**What is asked**
Exactly how many lines have the word "into"? Answer with the bare number.

**Records provided**
= = =

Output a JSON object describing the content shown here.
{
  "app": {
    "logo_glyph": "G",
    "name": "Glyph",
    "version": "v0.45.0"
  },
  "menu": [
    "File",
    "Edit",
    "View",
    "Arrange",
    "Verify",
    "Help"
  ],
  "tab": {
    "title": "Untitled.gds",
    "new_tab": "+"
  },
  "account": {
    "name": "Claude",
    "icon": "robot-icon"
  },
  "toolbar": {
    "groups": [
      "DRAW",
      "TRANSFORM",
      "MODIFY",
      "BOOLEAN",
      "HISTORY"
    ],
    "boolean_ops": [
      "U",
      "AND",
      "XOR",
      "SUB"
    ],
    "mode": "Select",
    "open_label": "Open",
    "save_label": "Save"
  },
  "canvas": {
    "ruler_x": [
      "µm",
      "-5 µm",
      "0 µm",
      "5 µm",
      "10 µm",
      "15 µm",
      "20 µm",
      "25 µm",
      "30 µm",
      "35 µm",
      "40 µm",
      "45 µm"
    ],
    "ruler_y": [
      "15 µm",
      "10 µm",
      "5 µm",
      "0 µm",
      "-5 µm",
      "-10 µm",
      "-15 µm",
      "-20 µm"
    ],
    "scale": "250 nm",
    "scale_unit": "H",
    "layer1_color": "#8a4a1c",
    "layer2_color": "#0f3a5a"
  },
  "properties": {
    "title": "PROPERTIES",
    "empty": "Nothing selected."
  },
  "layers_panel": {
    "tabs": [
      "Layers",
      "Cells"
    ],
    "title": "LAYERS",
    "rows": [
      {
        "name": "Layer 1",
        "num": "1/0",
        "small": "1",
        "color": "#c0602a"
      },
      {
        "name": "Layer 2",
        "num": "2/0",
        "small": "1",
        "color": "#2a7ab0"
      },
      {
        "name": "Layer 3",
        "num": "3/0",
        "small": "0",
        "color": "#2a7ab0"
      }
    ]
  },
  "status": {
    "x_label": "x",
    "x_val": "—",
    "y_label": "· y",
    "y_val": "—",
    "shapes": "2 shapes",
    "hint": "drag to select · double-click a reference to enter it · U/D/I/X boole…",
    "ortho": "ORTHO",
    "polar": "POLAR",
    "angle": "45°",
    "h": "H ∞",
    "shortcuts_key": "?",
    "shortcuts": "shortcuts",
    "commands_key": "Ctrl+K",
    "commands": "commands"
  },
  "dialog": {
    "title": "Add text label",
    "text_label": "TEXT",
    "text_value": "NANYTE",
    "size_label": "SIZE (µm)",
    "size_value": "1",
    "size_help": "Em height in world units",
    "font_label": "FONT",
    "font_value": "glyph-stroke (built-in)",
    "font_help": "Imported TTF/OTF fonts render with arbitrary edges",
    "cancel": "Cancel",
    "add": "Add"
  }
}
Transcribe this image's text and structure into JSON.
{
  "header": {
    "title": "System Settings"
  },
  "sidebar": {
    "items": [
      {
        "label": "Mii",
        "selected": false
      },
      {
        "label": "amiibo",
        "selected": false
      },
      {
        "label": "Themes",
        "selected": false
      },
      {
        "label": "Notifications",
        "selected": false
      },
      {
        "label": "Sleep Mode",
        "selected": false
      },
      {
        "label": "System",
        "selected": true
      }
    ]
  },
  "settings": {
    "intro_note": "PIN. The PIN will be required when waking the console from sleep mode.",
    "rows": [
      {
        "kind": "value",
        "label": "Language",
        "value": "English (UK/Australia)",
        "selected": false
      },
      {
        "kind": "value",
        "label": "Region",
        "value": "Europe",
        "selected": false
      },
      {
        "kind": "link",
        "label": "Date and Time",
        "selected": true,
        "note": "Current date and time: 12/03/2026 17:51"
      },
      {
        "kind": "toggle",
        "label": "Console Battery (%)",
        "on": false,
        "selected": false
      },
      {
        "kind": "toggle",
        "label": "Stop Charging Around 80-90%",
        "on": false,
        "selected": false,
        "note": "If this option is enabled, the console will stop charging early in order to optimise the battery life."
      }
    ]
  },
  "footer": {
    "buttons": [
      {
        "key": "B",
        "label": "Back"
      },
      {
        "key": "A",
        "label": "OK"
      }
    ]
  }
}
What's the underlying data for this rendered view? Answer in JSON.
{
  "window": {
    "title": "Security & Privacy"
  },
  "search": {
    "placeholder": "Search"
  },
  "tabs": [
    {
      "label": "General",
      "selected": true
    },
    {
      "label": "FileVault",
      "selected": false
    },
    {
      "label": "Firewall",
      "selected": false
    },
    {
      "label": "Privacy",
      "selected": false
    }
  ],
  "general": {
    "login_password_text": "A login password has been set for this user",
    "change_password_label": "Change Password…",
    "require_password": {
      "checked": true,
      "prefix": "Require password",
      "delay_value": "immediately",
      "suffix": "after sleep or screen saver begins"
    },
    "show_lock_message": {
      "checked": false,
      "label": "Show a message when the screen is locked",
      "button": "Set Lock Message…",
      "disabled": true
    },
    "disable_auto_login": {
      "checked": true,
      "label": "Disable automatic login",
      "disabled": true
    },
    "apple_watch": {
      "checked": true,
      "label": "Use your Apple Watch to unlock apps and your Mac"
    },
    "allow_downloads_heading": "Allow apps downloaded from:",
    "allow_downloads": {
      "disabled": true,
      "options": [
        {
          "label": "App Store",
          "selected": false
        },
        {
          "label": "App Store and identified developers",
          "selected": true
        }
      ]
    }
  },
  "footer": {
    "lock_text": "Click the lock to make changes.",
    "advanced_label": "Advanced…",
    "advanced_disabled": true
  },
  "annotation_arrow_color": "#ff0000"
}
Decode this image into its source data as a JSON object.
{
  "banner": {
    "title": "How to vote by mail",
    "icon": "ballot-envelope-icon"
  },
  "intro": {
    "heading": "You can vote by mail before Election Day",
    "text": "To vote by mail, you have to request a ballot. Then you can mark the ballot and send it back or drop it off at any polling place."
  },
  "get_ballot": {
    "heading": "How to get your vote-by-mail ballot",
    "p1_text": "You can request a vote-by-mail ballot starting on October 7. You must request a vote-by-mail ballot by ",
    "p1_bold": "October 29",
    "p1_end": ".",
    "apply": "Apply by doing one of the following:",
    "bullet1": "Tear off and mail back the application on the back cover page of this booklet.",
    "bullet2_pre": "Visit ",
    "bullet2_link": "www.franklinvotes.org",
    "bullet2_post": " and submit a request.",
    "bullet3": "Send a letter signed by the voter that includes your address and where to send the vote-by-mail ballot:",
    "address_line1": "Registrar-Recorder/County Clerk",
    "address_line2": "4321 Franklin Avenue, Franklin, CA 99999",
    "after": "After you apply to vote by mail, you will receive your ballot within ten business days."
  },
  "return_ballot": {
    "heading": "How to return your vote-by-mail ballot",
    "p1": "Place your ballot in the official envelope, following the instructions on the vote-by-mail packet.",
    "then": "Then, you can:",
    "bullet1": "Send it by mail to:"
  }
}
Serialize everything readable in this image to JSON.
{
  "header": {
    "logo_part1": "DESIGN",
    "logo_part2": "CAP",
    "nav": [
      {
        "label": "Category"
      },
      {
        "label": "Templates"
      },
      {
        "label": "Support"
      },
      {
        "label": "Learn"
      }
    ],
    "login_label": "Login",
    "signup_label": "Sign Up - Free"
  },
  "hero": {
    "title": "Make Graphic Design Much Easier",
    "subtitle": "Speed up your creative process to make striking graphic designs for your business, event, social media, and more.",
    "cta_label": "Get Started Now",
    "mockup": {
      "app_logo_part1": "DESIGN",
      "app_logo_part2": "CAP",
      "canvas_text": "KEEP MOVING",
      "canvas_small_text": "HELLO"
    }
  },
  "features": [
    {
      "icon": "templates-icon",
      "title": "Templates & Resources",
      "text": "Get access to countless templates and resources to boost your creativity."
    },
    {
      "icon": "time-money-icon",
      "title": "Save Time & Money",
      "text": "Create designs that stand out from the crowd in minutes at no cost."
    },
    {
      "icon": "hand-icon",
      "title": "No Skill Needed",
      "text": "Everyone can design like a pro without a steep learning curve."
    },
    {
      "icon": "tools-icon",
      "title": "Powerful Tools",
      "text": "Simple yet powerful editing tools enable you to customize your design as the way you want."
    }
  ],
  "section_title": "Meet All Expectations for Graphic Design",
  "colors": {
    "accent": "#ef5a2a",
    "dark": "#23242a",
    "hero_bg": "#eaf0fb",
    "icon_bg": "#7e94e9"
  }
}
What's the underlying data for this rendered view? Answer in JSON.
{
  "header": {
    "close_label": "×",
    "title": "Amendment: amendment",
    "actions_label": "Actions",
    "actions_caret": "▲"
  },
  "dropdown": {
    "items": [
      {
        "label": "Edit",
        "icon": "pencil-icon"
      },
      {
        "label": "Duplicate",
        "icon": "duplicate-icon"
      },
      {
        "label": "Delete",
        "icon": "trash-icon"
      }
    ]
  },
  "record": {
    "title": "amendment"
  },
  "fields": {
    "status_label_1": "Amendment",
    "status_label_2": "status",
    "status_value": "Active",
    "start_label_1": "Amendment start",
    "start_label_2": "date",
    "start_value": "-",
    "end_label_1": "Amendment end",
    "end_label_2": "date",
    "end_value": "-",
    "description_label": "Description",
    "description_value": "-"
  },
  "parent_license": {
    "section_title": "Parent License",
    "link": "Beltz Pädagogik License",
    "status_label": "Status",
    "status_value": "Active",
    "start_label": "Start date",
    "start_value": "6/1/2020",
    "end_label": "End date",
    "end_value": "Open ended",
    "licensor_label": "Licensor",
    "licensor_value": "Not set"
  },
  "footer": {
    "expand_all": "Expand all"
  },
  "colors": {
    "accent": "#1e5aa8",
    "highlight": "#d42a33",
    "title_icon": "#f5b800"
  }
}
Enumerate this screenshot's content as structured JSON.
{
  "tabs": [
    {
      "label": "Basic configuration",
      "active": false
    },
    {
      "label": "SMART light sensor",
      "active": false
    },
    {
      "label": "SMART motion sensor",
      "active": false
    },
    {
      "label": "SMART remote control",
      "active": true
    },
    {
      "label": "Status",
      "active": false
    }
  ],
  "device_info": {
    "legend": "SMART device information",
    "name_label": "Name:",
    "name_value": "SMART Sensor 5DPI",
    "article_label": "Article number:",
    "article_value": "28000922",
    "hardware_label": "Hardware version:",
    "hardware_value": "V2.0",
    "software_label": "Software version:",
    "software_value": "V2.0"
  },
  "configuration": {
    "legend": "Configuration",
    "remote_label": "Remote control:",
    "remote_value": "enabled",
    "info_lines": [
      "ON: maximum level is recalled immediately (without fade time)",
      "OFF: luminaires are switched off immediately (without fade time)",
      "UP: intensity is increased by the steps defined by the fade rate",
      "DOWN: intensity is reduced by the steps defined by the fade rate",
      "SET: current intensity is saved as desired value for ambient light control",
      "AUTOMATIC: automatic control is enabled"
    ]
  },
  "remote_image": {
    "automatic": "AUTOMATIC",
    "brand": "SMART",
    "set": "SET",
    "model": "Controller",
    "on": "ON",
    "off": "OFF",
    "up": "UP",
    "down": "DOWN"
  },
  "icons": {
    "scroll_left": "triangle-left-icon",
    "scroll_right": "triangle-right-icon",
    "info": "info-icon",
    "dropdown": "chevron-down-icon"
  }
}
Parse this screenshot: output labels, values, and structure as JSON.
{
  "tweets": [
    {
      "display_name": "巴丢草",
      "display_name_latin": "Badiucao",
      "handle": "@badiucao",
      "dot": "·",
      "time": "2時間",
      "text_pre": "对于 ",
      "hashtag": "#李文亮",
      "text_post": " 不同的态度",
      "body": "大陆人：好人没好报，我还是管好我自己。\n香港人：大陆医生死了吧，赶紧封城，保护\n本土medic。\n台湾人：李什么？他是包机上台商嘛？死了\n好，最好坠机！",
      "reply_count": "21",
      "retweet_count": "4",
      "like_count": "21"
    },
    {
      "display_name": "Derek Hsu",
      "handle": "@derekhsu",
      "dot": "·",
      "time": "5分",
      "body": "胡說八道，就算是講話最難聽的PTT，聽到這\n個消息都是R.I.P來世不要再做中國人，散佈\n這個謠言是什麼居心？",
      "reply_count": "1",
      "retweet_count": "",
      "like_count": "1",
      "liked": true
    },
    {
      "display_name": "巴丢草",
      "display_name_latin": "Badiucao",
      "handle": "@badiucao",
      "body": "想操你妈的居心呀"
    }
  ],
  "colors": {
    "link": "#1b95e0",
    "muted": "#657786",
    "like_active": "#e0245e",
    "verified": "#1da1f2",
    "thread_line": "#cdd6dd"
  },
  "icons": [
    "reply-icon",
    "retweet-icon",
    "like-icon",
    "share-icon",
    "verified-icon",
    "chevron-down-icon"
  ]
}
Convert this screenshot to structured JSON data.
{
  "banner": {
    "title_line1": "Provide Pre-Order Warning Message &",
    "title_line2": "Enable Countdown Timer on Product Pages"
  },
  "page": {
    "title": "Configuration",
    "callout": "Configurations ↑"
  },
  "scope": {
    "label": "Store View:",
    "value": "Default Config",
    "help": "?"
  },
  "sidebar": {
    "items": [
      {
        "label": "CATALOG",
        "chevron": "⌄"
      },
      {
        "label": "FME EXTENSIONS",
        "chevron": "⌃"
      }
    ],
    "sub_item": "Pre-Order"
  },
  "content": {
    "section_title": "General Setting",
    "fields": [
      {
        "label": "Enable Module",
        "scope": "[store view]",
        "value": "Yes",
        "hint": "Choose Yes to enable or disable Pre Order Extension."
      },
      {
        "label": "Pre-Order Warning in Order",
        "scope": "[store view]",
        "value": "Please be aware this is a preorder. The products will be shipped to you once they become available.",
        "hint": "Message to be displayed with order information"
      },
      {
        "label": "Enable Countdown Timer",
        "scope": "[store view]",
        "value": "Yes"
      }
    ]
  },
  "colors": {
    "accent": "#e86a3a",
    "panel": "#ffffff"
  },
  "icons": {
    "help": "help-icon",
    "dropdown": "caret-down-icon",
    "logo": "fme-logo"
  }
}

= = =

**Answer for this exercise**
2